DO THIS » Starting at the beginning of the material and ending with the line that contains "The high-pressure shaft 28 is at (955, 335).", render each line as an item in a numbered list, omitting blank lines. Leave the pictures out of the list.

MATERIAL TO PROCESS »
□ □ □

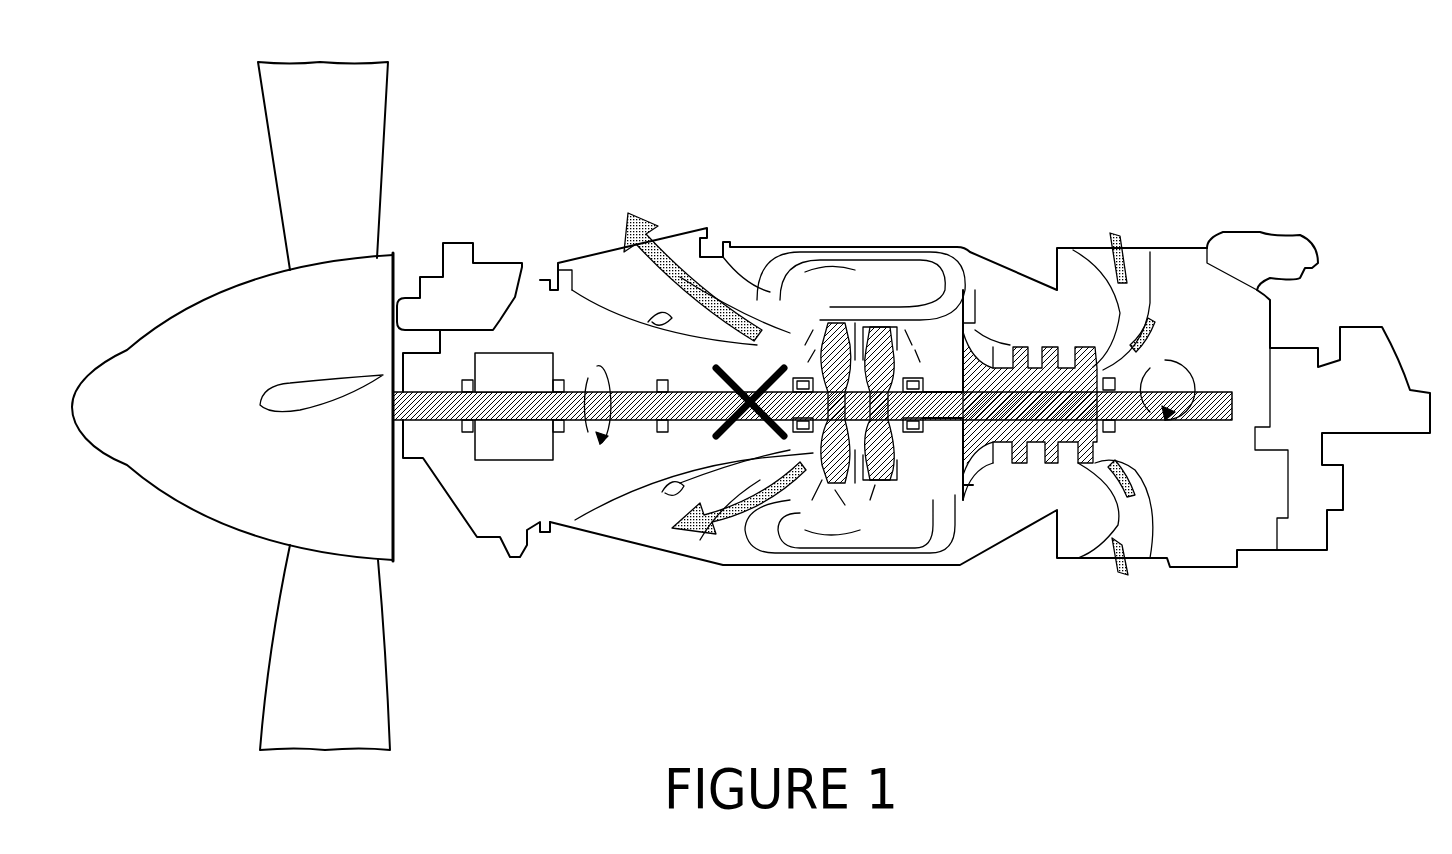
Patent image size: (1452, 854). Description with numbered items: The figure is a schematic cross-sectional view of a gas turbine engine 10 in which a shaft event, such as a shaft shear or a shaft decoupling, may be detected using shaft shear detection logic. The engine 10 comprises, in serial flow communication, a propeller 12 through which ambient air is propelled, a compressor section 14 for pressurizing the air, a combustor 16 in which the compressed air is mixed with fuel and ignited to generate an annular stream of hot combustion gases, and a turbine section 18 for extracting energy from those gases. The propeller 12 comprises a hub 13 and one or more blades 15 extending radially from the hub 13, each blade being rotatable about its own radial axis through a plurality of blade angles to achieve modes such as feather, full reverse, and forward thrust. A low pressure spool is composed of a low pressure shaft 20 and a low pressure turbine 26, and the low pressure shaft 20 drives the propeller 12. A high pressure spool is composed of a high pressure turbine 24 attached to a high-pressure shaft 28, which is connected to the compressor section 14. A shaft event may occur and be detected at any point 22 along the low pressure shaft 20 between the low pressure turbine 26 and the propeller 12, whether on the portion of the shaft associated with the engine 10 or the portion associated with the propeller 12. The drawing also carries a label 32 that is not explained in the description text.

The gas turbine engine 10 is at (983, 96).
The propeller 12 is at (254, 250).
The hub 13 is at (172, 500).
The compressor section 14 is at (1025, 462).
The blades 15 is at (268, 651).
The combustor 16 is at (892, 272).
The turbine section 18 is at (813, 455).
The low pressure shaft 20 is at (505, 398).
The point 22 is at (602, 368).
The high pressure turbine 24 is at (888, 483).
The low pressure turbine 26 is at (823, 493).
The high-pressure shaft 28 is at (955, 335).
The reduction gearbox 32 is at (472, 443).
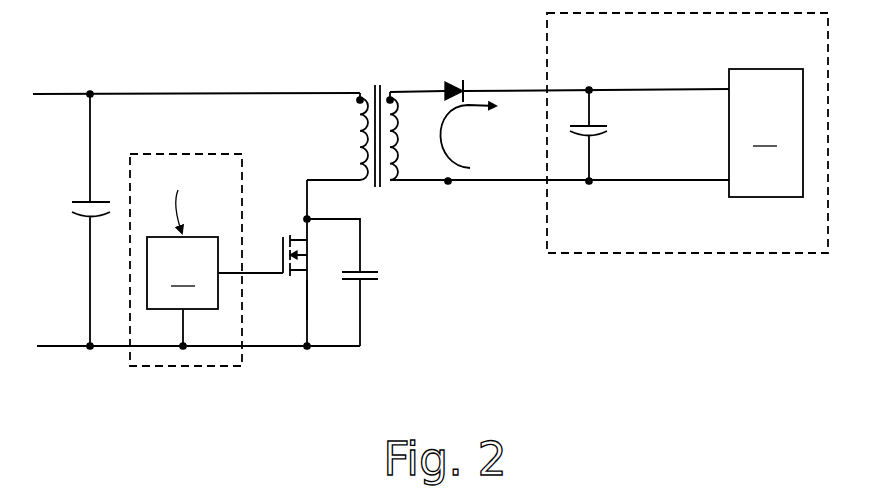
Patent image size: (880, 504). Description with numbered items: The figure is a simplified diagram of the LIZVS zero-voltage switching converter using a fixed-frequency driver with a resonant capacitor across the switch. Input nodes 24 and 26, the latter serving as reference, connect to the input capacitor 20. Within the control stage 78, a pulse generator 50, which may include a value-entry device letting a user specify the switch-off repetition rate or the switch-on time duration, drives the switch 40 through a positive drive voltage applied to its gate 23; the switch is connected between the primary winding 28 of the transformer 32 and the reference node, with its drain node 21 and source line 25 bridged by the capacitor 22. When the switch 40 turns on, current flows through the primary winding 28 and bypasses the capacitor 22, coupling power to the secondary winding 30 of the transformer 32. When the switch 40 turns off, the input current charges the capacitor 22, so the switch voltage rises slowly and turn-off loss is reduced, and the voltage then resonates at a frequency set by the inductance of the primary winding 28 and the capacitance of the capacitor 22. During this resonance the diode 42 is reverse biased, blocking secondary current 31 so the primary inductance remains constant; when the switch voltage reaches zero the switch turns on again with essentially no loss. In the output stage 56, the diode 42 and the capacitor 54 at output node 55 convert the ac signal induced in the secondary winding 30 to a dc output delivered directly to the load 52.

□ □ □

OUTPUT FOR THIS EXERCISE »
1. Patent image size: (1452, 854). Description with numbered items: The figure is a schematic cross-sectional view of a gas turbine engine 10 in which a shaft event, such as a shaft shear or a shaft decoupling, may be detected using shaft shear detection logic. The engine 10 comprises, in serial flow communication, a propeller 12 through which ambient air is propelled, a compressor section 14 for pressurizing the air, a combustor 16 in which the compressed air is mixed with fuel and ignited to generate an annular stream of hot combustion gases, and a turbine section 18 for extracting energy from those gases. The propeller 12 comprises a hub 13 and one or more blades 15 extending radially from the hub 13, each blade being rotatable about its own radial axis through a plurality of blade angles to achieve modes such as feather, full reverse, and forward thrust. A low pressure spool is composed of a low pressure shaft 20 and a low pressure turbine 26, and the low pressure shaft 20 drives the propeller 12. A high pressure spool is composed of a high pressure turbine 24 attached to a high-pressure shaft 28, which is connected to the compressor section 14. A shaft event may occur and be detected at any point 22 along the low pressure shaft 20 between the low pressure turbine 26 and the propeller 12, whether on the portion of the shaft associated with the engine 10 or the portion associated with the propeller 12. The drawing also carries a label 32 that is not explained in the description text.
2. The gas turbine engine 10 is at (983, 96).
3. The propeller 12 is at (254, 250).
4. The hub 13 is at (172, 500).
5. The compressor section 14 is at (1025, 462).
6. The blades 15 is at (268, 651).
7. The combustor 16 is at (892, 272).
8. The turbine section 18 is at (813, 455).
9. The low pressure shaft 20 is at (505, 398).
10. The point 22 is at (602, 368).
11. The high pressure turbine 24 is at (888, 483).
12. The low pressure turbine 26 is at (823, 493).
13. The high-pressure shaft 28 is at (955, 335).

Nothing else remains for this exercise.